WHAT IS BEING ASKED:
For the copy, please give all of the data again exactly and leave the pictures out.

** Begin **

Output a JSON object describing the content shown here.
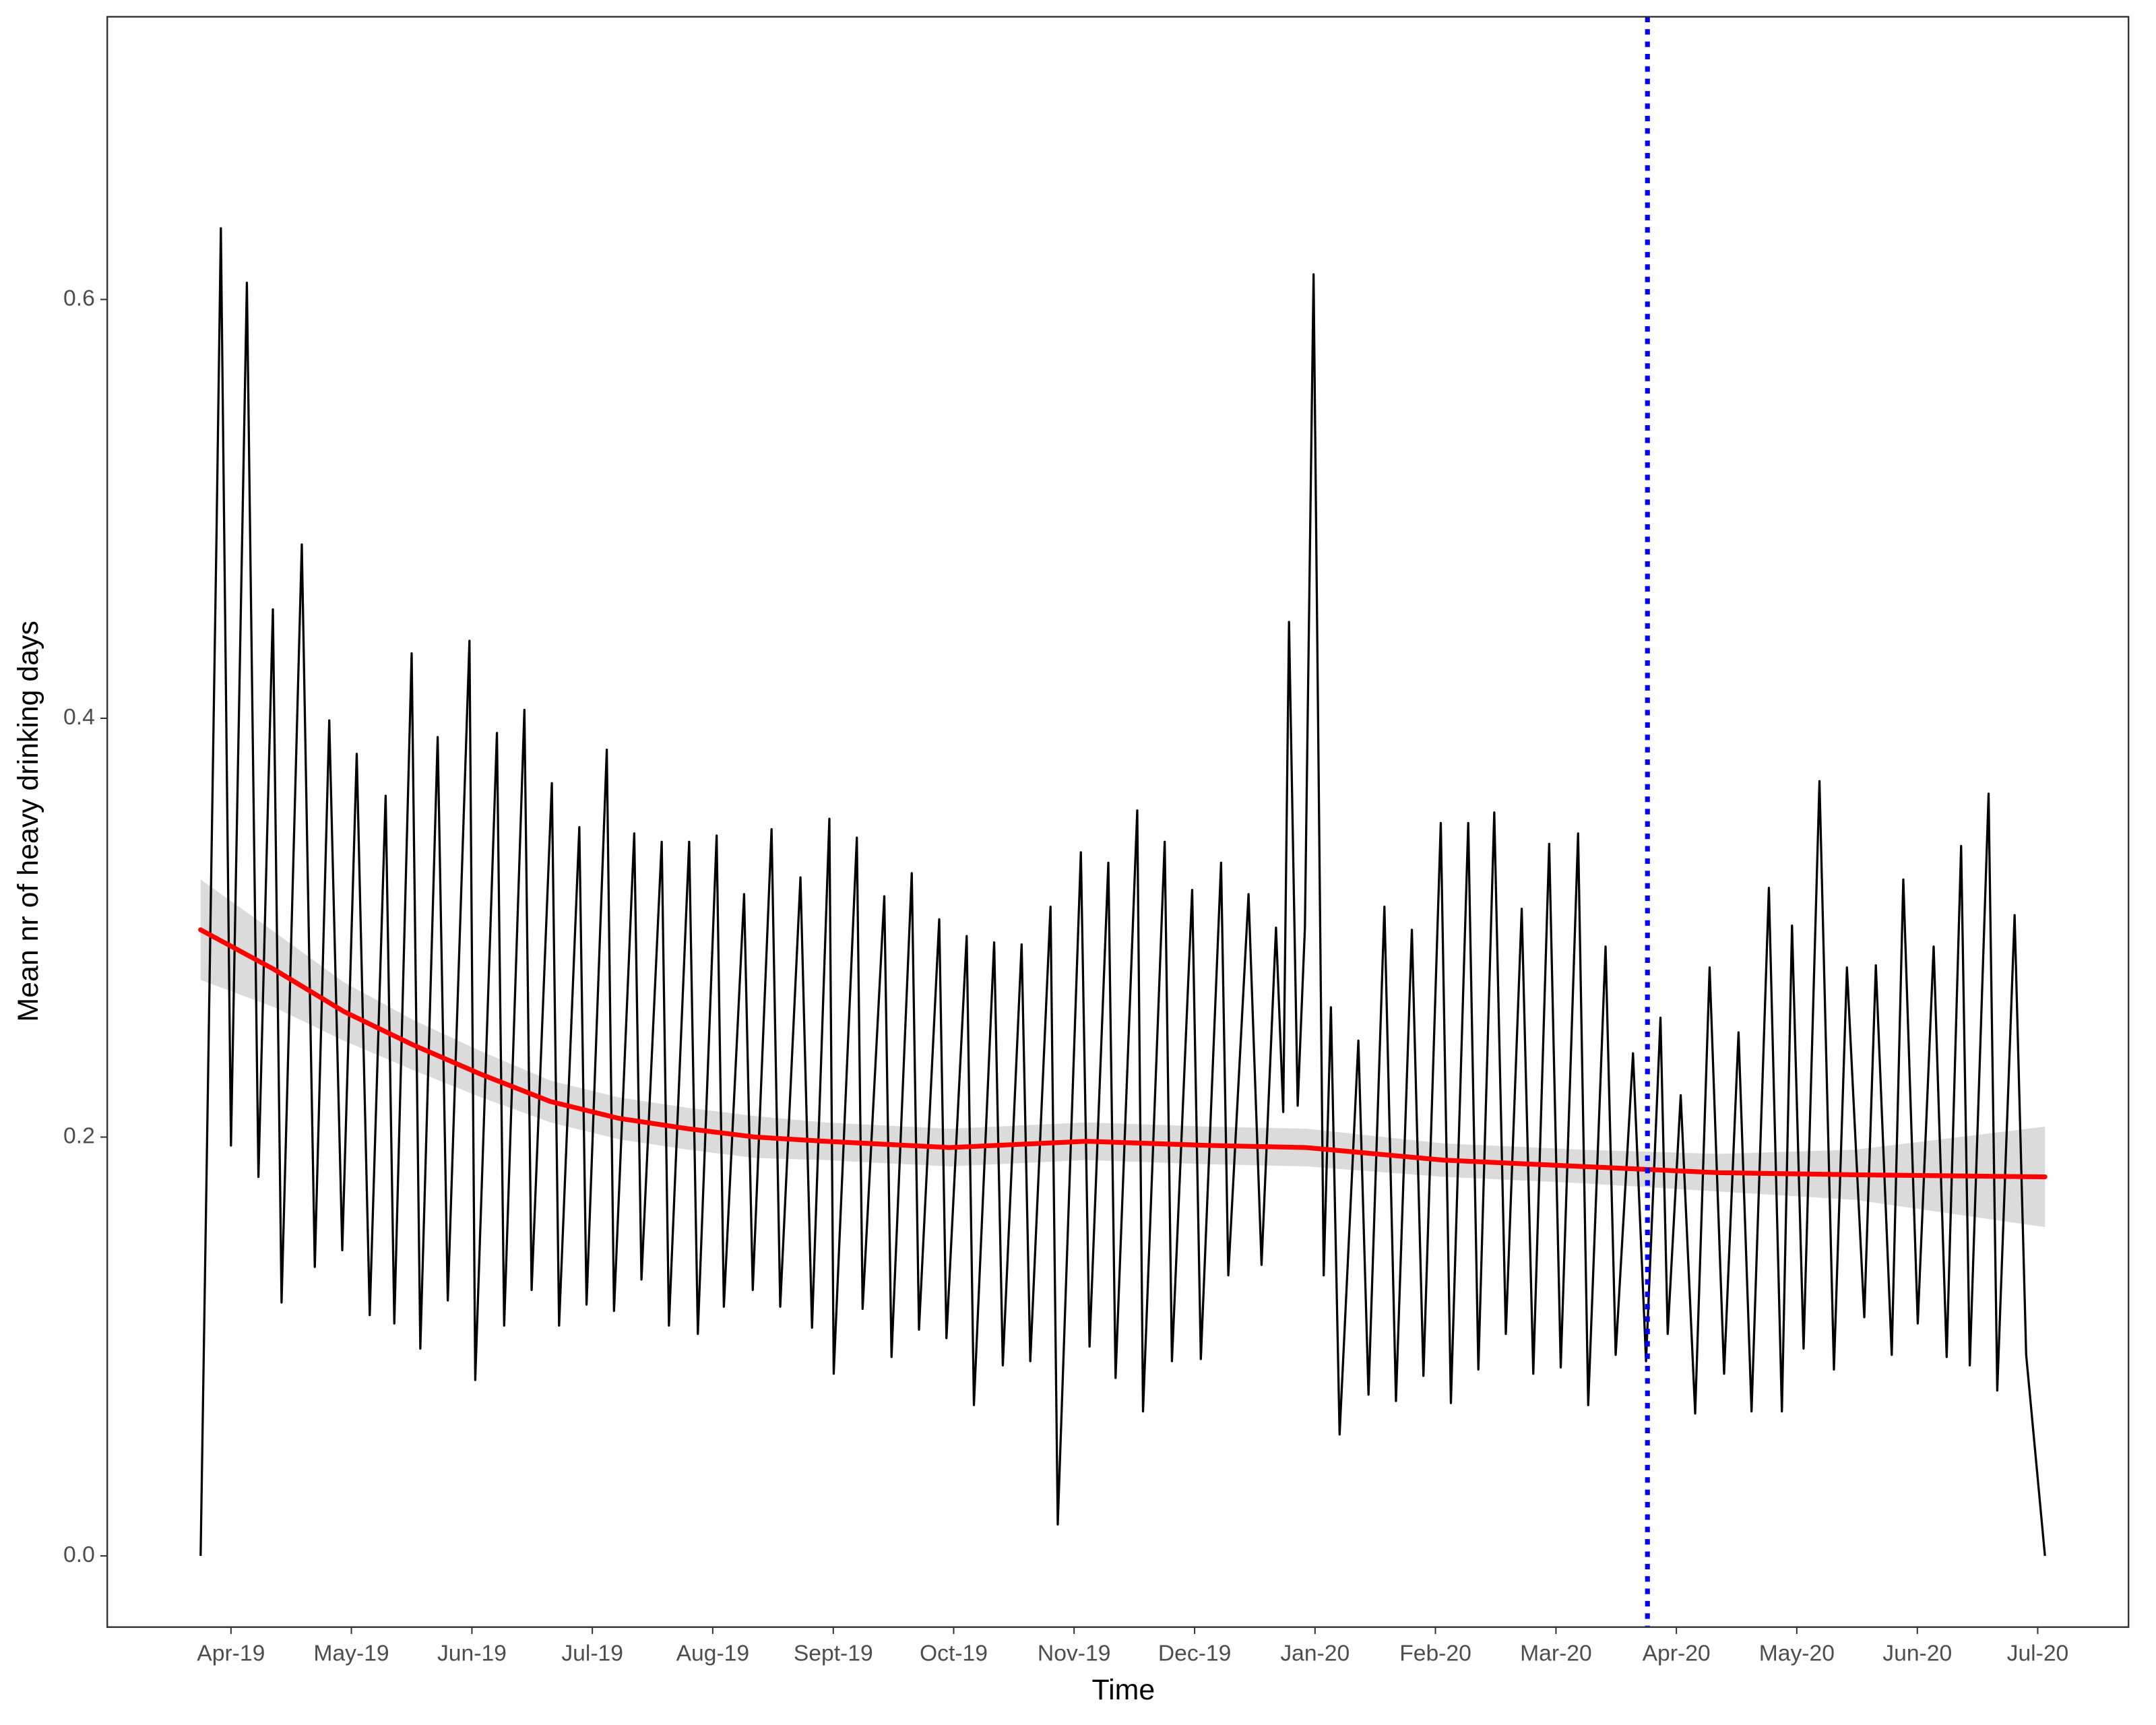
{
  "chart_data": {
    "type": "line",
    "x_label": "Time",
    "y_label": "Mean nr of heavy drinking days",
    "xlim": [
      2019.1644,
      2020.5628
    ],
    "ylim": [
      -0.034,
      0.735
    ],
    "xticks": [
      {
        "value": 2019.25,
        "label": "Apr-19"
      },
      {
        "value": 2019.3333,
        "label": "May-19"
      },
      {
        "value": 2019.4167,
        "label": "Jun-19"
      },
      {
        "value": 2019.5,
        "label": "Jul-19"
      },
      {
        "value": 2019.5833,
        "label": "Aug-19"
      },
      {
        "value": 2019.6667,
        "label": "Sept-19"
      },
      {
        "value": 2019.75,
        "label": "Oct-19"
      },
      {
        "value": 2019.8333,
        "label": "Nov-19"
      },
      {
        "value": 2019.9167,
        "label": "Dec-19"
      },
      {
        "value": 2020.0,
        "label": "Jan-20"
      },
      {
        "value": 2020.0833,
        "label": "Feb-20"
      },
      {
        "value": 2020.1667,
        "label": "Mar-20"
      },
      {
        "value": 2020.25,
        "label": "Apr-20"
      },
      {
        "value": 2020.3333,
        "label": "May-20"
      },
      {
        "value": 2020.4167,
        "label": "Jun-20"
      },
      {
        "value": 2020.5,
        "label": "Jul-20"
      }
    ],
    "yticks": [
      {
        "value": 0,
        "label": "0.0"
      },
      0.2,
      0.4,
      0.6
    ],
    "color": "#000000",
    "x": [
      2019.229,
      2019.24,
      2019.243,
      2019.25,
      2019.261,
      2019.269,
      2019.279,
      2019.285,
      2019.299,
      2019.308,
      2019.318,
      2019.327,
      2019.337,
      2019.346,
      2019.357,
      2019.363,
      2019.375,
      2019.381,
      2019.393,
      2019.4,
      2019.415,
      2019.419,
      2019.434,
      2019.439,
      2019.453,
      2019.458,
      2019.472,
      2019.477,
      2019.491,
      2019.496,
      2019.51,
      2019.515,
      2019.529,
      2019.534,
      2019.548,
      2019.553,
      2019.567,
      2019.573,
      2019.586,
      2019.591,
      2019.605,
      2019.611,
      2019.624,
      2019.63,
      2019.644,
      2019.652,
      2019.664,
      2019.667,
      2019.683,
      2019.687,
      2019.702,
      2019.707,
      2019.721,
      2019.726,
      2019.74,
      2019.745,
      2019.759,
      2019.764,
      2019.778,
      2019.784,
      2019.797,
      2019.803,
      2019.817,
      2019.822,
      2019.838,
      2019.844,
      2019.857,
      2019.862,
      2019.877,
      2019.881,
      2019.896,
      2019.901,
      2019.915,
      2019.921,
      2019.935,
      2019.94,
      2019.954,
      2019.963,
      2019.973,
      2019.978,
      2019.982,
      2019.988,
      2019.993,
      2019.999,
      2020.006,
      2020.011,
      2020.017,
      2020.03,
      2020.037,
      2020.048,
      2020.056,
      2020.067,
      2020.075,
      2020.087,
      2020.094,
      2020.106,
      2020.113,
      2020.124,
      2020.132,
      2020.143,
      2020.151,
      2020.162,
      2020.17,
      2020.182,
      2020.189,
      2020.201,
      2020.208,
      2020.22,
      2020.229,
      2020.239,
      2020.244,
      2020.253,
      2020.263,
      2020.273,
      2020.283,
      2020.293,
      2020.302,
      2020.314,
      2020.323,
      2020.33,
      2020.338,
      2020.349,
      2020.359,
      2020.368,
      2020.38,
      2020.388,
      2020.399,
      2020.407,
      2020.417,
      2020.428,
      2020.437,
      2020.447,
      2020.453,
      2020.466,
      2020.472,
      2020.484,
      2020.492,
      2020.505
    ],
    "values": [
      0,
      0.488,
      0.634,
      0.196,
      0.608,
      0.181,
      0.452,
      0.121,
      0.483,
      0.138,
      0.399,
      0.146,
      0.383,
      0.115,
      0.363,
      0.111,
      0.431,
      0.099,
      0.391,
      0.122,
      0.437,
      0.084,
      0.393,
      0.11,
      0.404,
      0.127,
      0.369,
      0.11,
      0.348,
      0.12,
      0.385,
      0.117,
      0.345,
      0.132,
      0.341,
      0.11,
      0.341,
      0.106,
      0.344,
      0.119,
      0.316,
      0.127,
      0.347,
      0.119,
      0.324,
      0.109,
      0.352,
      0.087,
      0.343,
      0.118,
      0.315,
      0.095,
      0.326,
      0.108,
      0.304,
      0.104,
      0.296,
      0.072,
      0.293,
      0.091,
      0.292,
      0.093,
      0.31,
      0.015,
      0.336,
      0.1,
      0.331,
      0.085,
      0.356,
      0.069,
      0.341,
      0.093,
      0.318,
      0.094,
      0.331,
      0.134,
      0.316,
      0.139,
      0.3,
      0.212,
      0.446,
      0.215,
      0.3,
      0.612,
      0.134,
      0.262,
      0.058,
      0.246,
      0.077,
      0.31,
      0.074,
      0.299,
      0.086,
      0.35,
      0.073,
      0.35,
      0.089,
      0.355,
      0.106,
      0.309,
      0.087,
      0.34,
      0.09,
      0.345,
      0.072,
      0.291,
      0.096,
      0.24,
      0.093,
      0.257,
      0.106,
      0.22,
      0.068,
      0.281,
      0.087,
      0.25,
      0.069,
      0.319,
      0.069,
      0.301,
      0.099,
      0.37,
      0.089,
      0.281,
      0.114,
      0.282,
      0.096,
      0.323,
      0.111,
      0.291,
      0.095,
      0.339,
      0.091,
      0.364,
      0.079,
      0.306,
      0.096,
      0
    ],
    "smooth": {
      "color": "#ff0000",
      "band_color": "#d9d9d9",
      "x": [
        2019.229,
        2019.28,
        2019.328,
        2019.376,
        2019.423,
        2019.471,
        2019.518,
        2019.566,
        2019.613,
        2019.661,
        2019.747,
        2019.842,
        2019.927,
        2019.994,
        2020.089,
        2020.184,
        2020.279,
        2020.374,
        2020.505
      ],
      "values": [
        0.299,
        0.28,
        0.26,
        0.244,
        0.23,
        0.217,
        0.209,
        0.204,
        0.2,
        0.198,
        0.195,
        0.198,
        0.196,
        0.195,
        0.189,
        0.186,
        0.183,
        0.182,
        0.181
      ],
      "lower": [
        0.275,
        0.262,
        0.246,
        0.232,
        0.219,
        0.207,
        0.199,
        0.194,
        0.19,
        0.189,
        0.186,
        0.189,
        0.187,
        0.186,
        0.181,
        0.178,
        0.174,
        0.17,
        0.157
      ],
      "upper": [
        0.323,
        0.298,
        0.274,
        0.256,
        0.241,
        0.227,
        0.219,
        0.214,
        0.21,
        0.207,
        0.204,
        0.207,
        0.205,
        0.204,
        0.197,
        0.194,
        0.192,
        0.194,
        0.205
      ]
    },
    "vline": {
      "x": 2020.23,
      "color": "#0000ff"
    }
  }
}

** End **

WRITTEN ANSWER:
Output a JSON object describing the content shown here.
{
  "chart_data": {
    "type": "line",
    "x_label": "Time",
    "y_label": "Mean nr of heavy drinking days",
    "xlim": [
      2019.1644,
      2020.5628
    ],
    "ylim": [
      -0.034,
      0.735
    ],
    "xticks": [
      {
        "value": 2019.25,
        "label": "Apr-19"
      },
      {
        "value": 2019.3333,
        "label": "May-19"
      },
      {
        "value": 2019.4167,
        "label": "Jun-19"
      },
      {
        "value": 2019.5,
        "label": "Jul-19"
      },
      {
        "value": 2019.5833,
        "label": "Aug-19"
      },
      {
        "value": 2019.6667,
        "label": "Sept-19"
      },
      {
        "value": 2019.75,
        "label": "Oct-19"
      },
      {
        "value": 2019.8333,
        "label": "Nov-19"
      },
      {
        "value": 2019.9167,
        "label": "Dec-19"
      },
      {
        "value": 2020.0,
        "label": "Jan-20"
      },
      {
        "value": 2020.0833,
        "label": "Feb-20"
      },
      {
        "value": 2020.1667,
        "label": "Mar-20"
      },
      {
        "value": 2020.25,
        "label": "Apr-20"
      },
      {
        "value": 2020.3333,
        "label": "May-20"
      },
      {
        "value": 2020.4167,
        "label": "Jun-20"
      },
      {
        "value": 2020.5,
        "label": "Jul-20"
      }
    ],
    "yticks": [
      {
        "value": 0,
        "label": "0.0"
      },
      0.2,
      0.4,
      0.6
    ],
    "color": "#000000",
    "x": [
      2019.229,
      2019.24,
      2019.243,
      2019.25,
      2019.261,
      2019.269,
      2019.279,
      2019.285,
      2019.299,
      2019.308,
      2019.318,
      2019.327,
      2019.337,
      2019.346,
      2019.357,
      2019.363,
      2019.375,
      2019.381,
      2019.393,
      2019.4,
      2019.415,
      2019.419,
      2019.434,
      2019.439,
      2019.453,
      2019.458,
      2019.472,
      2019.477,
      2019.491,
      2019.496,
      2019.51,
      2019.515,
      2019.529,
      2019.534,
      2019.548,
      2019.553,
      2019.567,
      2019.573,
      2019.586,
      2019.591,
      2019.605,
      2019.611,
      2019.624,
      2019.63,
      2019.644,
      2019.652,
      2019.664,
      2019.667,
      2019.683,
      2019.687,
      2019.702,
      2019.707,
      2019.721,
      2019.726,
      2019.74,
      2019.745,
      2019.759,
      2019.764,
      2019.778,
      2019.784,
      2019.797,
      2019.803,
      2019.817,
      2019.822,
      2019.838,
      2019.844,
      2019.857,
      2019.862,
      2019.877,
      2019.881,
      2019.896,
      2019.901,
      2019.915,
      2019.921,
      2019.935,
      2019.94,
      2019.954,
      2019.963,
      2019.973,
      2019.978,
      2019.982,
      2019.988,
      2019.993,
      2019.999,
      2020.006,
      2020.011,
      2020.017,
      2020.03,
      2020.037,
      2020.048,
      2020.056,
      2020.067,
      2020.075,
      2020.087,
      2020.094,
      2020.106,
      2020.113,
      2020.124,
      2020.132,
      2020.143,
      2020.151,
      2020.162,
      2020.17,
      2020.182,
      2020.189,
      2020.201,
      2020.208,
      2020.22,
      2020.229,
      2020.239,
      2020.244,
      2020.253,
      2020.263,
      2020.273,
      2020.283,
      2020.293,
      2020.302,
      2020.314,
      2020.323,
      2020.33,
      2020.338,
      2020.349,
      2020.359,
      2020.368,
      2020.38,
      2020.388,
      2020.399,
      2020.407,
      2020.417,
      2020.428,
      2020.437,
      2020.447,
      2020.453,
      2020.466,
      2020.472,
      2020.484,
      2020.492,
      2020.505
    ],
    "values": [
      0,
      0.488,
      0.634,
      0.196,
      0.608,
      0.181,
      0.452,
      0.121,
      0.483,
      0.138,
      0.399,
      0.146,
      0.383,
      0.115,
      0.363,
      0.111,
      0.431,
      0.099,
      0.391,
      0.122,
      0.437,
      0.084,
      0.393,
      0.11,
      0.404,
      0.127,
      0.369,
      0.11,
      0.348,
      0.12,
      0.385,
      0.117,
      0.345,
      0.132,
      0.341,
      0.11,
      0.341,
      0.106,
      0.344,
      0.119,
      0.316,
      0.127,
      0.347,
      0.119,
      0.324,
      0.109,
      0.352,
      0.087,
      0.343,
      0.118,
      0.315,
      0.095,
      0.326,
      0.108,
      0.304,
      0.104,
      0.296,
      0.072,
      0.293,
      0.091,
      0.292,
      0.093,
      0.31,
      0.015,
      0.336,
      0.1,
      0.331,
      0.085,
      0.356,
      0.069,
      0.341,
      0.093,
      0.318,
      0.094,
      0.331,
      0.134,
      0.316,
      0.139,
      0.3,
      0.212,
      0.446,
      0.215,
      0.3,
      0.612,
      0.134,
      0.262,
      0.058,
      0.246,
      0.077,
      0.31,
      0.074,
      0.299,
      0.086,
      0.35,
      0.073,
      0.35,
      0.089,
      0.355,
      0.106,
      0.309,
      0.087,
      0.34,
      0.09,
      0.345,
      0.072,
      0.291,
      0.096,
      0.24,
      0.093,
      0.257,
      0.106,
      0.22,
      0.068,
      0.281,
      0.087,
      0.25,
      0.069,
      0.319,
      0.069,
      0.301,
      0.099,
      0.37,
      0.089,
      0.281,
      0.114,
      0.282,
      0.096,
      0.323,
      0.111,
      0.291,
      0.095,
      0.339,
      0.091,
      0.364,
      0.079,
      0.306,
      0.096,
      0
    ],
    "smooth": {
      "color": "#ff0000",
      "band_color": "#d9d9d9",
      "x": [
        2019.229,
        2019.28,
        2019.328,
        2019.376,
        2019.423,
        2019.471,
        2019.518,
        2019.566,
        2019.613,
        2019.661,
        2019.747,
        2019.842,
        2019.927,
        2019.994,
        2020.089,
        2020.184,
        2020.279,
        2020.374,
        2020.505
      ],
      "values": [
        0.299,
        0.28,
        0.26,
        0.244,
        0.23,
        0.217,
        0.209,
        0.204,
        0.2,
        0.198,
        0.195,
        0.198,
        0.196,
        0.195,
        0.189,
        0.186,
        0.183,
        0.182,
        0.181
      ],
      "lower": [
        0.275,
        0.262,
        0.246,
        0.232,
        0.219,
        0.207,
        0.199,
        0.194,
        0.19,
        0.189,
        0.186,
        0.189,
        0.187,
        0.186,
        0.181,
        0.178,
        0.174,
        0.17,
        0.157
      ],
      "upper": [
        0.323,
        0.298,
        0.274,
        0.256,
        0.241,
        0.227,
        0.219,
        0.214,
        0.21,
        0.207,
        0.204,
        0.207,
        0.205,
        0.204,
        0.197,
        0.194,
        0.192,
        0.194,
        0.205
      ]
    },
    "vline": {
      "x": 2020.23,
      "color": "#0000ff"
    }
  }
}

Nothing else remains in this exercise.